◆ **GIVEN INSTRUCTION**: Output the material below unchanged, apart from leaving out the pictures.

◆ **DATA LISTING**:
========================================================================

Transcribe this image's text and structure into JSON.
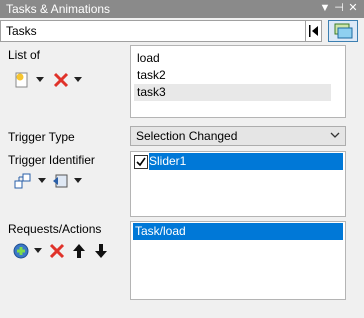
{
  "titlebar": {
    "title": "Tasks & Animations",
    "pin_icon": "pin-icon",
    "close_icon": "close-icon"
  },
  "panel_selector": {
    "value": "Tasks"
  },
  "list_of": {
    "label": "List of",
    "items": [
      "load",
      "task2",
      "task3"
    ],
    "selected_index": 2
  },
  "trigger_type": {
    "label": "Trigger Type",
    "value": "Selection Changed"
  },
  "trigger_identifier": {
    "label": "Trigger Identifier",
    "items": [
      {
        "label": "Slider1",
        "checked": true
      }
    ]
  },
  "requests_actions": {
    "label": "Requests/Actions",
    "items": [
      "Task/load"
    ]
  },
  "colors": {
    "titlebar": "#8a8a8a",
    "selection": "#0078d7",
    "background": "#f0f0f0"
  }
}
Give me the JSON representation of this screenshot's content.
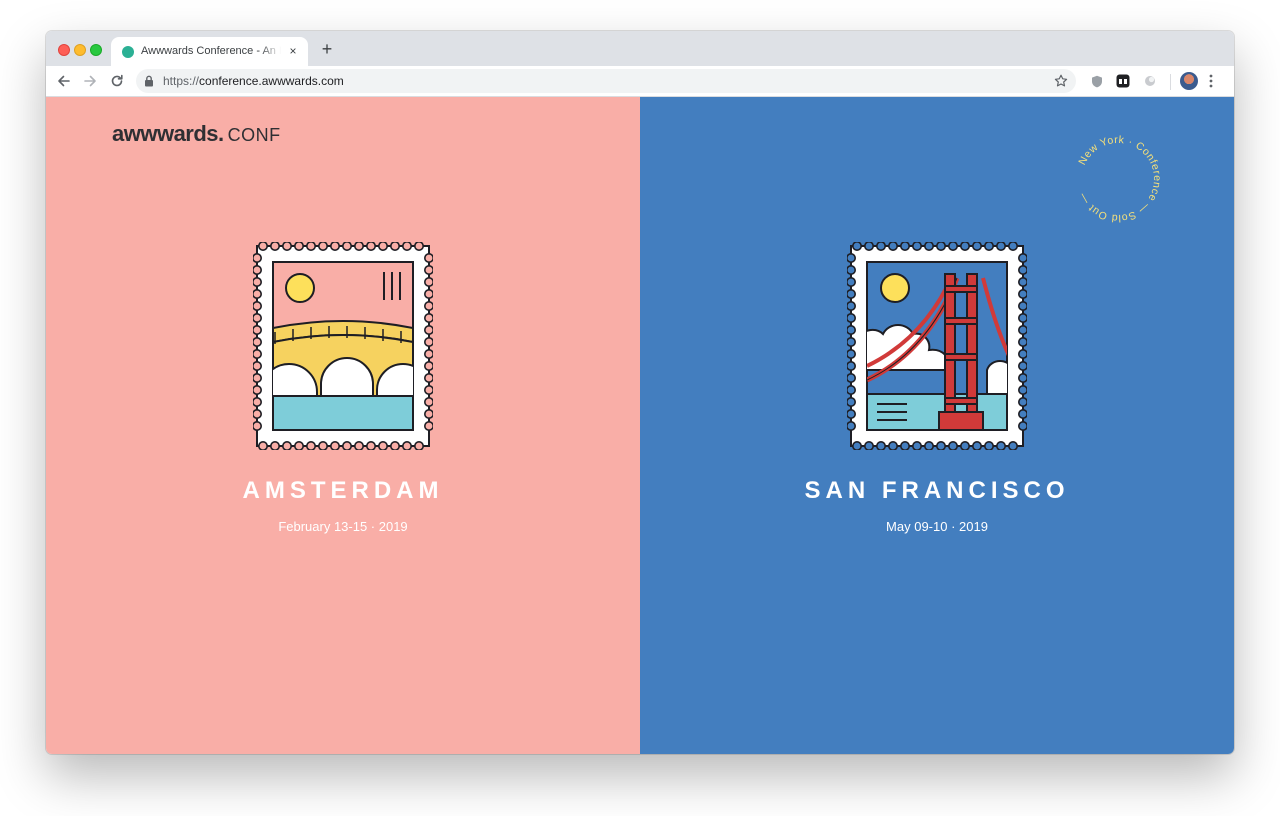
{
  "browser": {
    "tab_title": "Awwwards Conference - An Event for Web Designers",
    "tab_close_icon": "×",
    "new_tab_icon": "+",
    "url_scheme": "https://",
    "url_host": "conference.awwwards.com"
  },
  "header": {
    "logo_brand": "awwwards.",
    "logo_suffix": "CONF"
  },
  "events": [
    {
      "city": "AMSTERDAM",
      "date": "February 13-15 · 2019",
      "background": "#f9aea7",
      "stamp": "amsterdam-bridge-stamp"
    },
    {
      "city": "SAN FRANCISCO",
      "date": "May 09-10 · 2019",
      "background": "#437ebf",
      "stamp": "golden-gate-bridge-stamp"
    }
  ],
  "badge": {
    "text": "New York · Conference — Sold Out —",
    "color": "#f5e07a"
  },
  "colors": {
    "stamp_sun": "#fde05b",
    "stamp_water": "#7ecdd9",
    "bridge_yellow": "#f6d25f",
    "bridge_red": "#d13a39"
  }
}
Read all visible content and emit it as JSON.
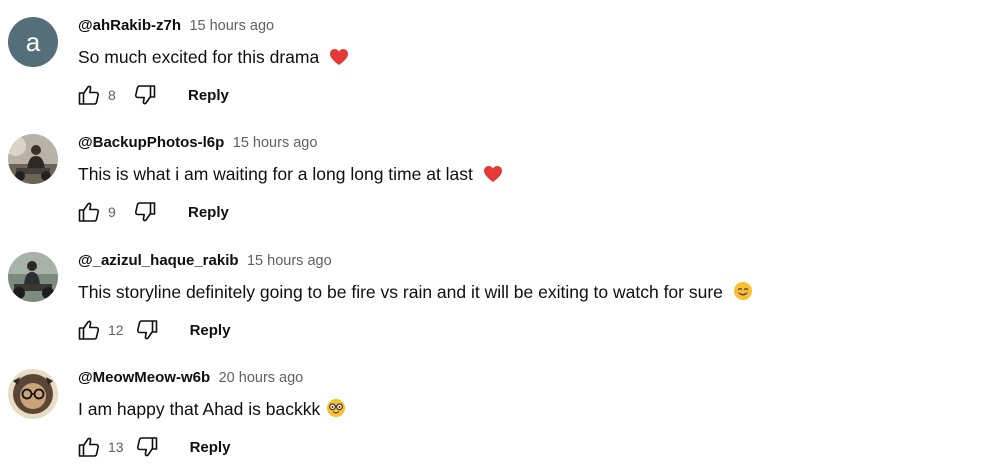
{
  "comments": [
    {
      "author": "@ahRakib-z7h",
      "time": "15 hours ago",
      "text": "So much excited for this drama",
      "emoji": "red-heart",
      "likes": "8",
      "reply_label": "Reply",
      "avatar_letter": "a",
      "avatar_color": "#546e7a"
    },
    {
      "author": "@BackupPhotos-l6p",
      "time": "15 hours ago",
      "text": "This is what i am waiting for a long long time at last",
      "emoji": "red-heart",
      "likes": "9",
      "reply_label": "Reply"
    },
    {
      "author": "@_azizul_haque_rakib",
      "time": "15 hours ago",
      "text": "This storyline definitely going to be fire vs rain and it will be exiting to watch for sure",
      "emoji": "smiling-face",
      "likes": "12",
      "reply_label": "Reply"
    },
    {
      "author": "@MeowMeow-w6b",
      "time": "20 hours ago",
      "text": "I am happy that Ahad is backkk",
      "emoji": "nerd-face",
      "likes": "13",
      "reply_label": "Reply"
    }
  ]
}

========================================================================

◆ **SOLVED PROBLEM**:
Transcribe this image's text and structure into JSON.
{
  "titlebar": {
    "title": "Tasks & Animations",
    "pin_icon": "pin-icon",
    "close_icon": "close-icon"
  },
  "panel_selector": {
    "value": "Tasks"
  },
  "list_of": {
    "label": "List of",
    "items": [
      "load",
      "task2",
      "task3"
    ],
    "selected_index": 2
  },
  "trigger_type": {
    "label": "Trigger Type",
    "value": "Selection Changed"
  },
  "trigger_identifier": {
    "label": "Trigger Identifier",
    "items": [
      {
        "label": "Slider1",
        "checked": true
      }
    ]
  },
  "requests_actions": {
    "label": "Requests/Actions",
    "items": [
      "Task/load"
    ]
  },
  "colors": {
    "titlebar": "#8a8a8a",
    "selection": "#0078d7",
    "background": "#f0f0f0"
  }
}
Give me the JSON representation of this screenshot's content.
{
  "browser": {
    "tab_title": "Awwwards Conference - An Event for Web Designers",
    "tab_close_icon": "×",
    "new_tab_icon": "+",
    "url_scheme": "https://",
    "url_host": "conference.awwwards.com"
  },
  "header": {
    "logo_brand": "awwwards.",
    "logo_suffix": "CONF"
  },
  "events": [
    {
      "city": "AMSTERDAM",
      "date": "February 13-15 · 2019",
      "background": "#f9aea7",
      "stamp": "amsterdam-bridge-stamp"
    },
    {
      "city": "SAN FRANCISCO",
      "date": "May 09-10 · 2019",
      "background": "#437ebf",
      "stamp": "golden-gate-bridge-stamp"
    }
  ],
  "badge": {
    "text": "New York · Conference — Sold Out —",
    "color": "#f5e07a"
  },
  "colors": {
    "stamp_sun": "#fde05b",
    "stamp_water": "#7ecdd9",
    "bridge_yellow": "#f6d25f",
    "bridge_red": "#d13a39"
  }
}
Read all visible content and emit it as JSON.
{
  "comments": [
    {
      "author": "@ahRakib-z7h",
      "time": "15 hours ago",
      "text": "So much excited for this drama",
      "emoji": "red-heart",
      "likes": "8",
      "reply_label": "Reply",
      "avatar_letter": "a",
      "avatar_color": "#546e7a"
    },
    {
      "author": "@BackupPhotos-l6p",
      "time": "15 hours ago",
      "text": "This is what i am waiting for a long long time at last",
      "emoji": "red-heart",
      "likes": "9",
      "reply_label": "Reply"
    },
    {
      "author": "@_azizul_haque_rakib",
      "time": "15 hours ago",
      "text": "This storyline definitely going to be fire vs rain and it will be exiting to watch for sure",
      "emoji": "smiling-face",
      "likes": "12",
      "reply_label": "Reply"
    },
    {
      "author": "@MeowMeow-w6b",
      "time": "20 hours ago",
      "text": "I am happy that Ahad is backkk",
      "emoji": "nerd-face",
      "likes": "13",
      "reply_label": "Reply"
    }
  ]
}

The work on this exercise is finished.